> Segmento del documento:

□ □ □

Intervento di Francesco94 »

Salve

pongo la seguente domanda per capire la differenza tra il «dittongo» e lo «iato», avendo le idee confuse dopo aver letto i primi interventi di questo filone (Dittonghi).
Come può esserci un dittongo nel lessema «pàusa» e uno iato nel lessema «paùra»? A mio parere (sbagliato, ovviamente), la sillaba del primo lessema dovrebbe essere un «dittongo discendente» (vocale tonica + semivocale [vocale orba d'accento]) mentre la sillaba del secondo lessema dovrebbe essere, per converso, un «dittongo ascendente» (semiconsonante [vocale tonica] + vocale accentata).

□ □ □

> Enunciato del problema: Secondo il segmento del documento, quale differenza vuole capire chi pone la domanda?

> Estratto del dataset:
□ □ □

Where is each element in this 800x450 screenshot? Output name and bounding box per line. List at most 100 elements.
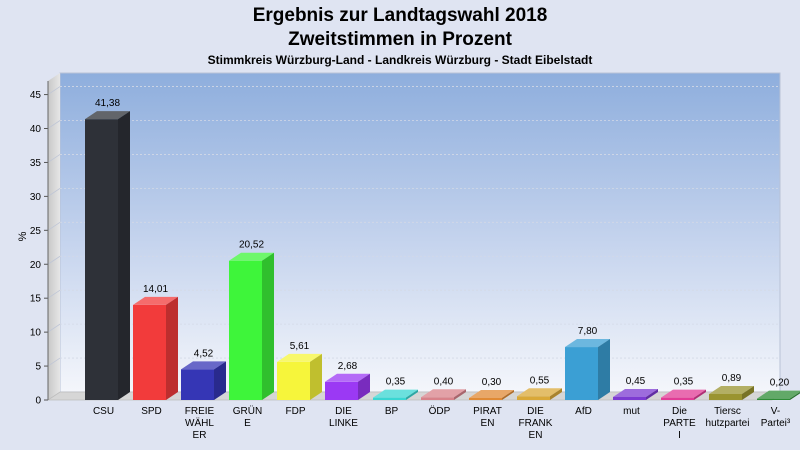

□ □ □

> Risposta scritta: La differenza tra il «dittongo» e lo «iato».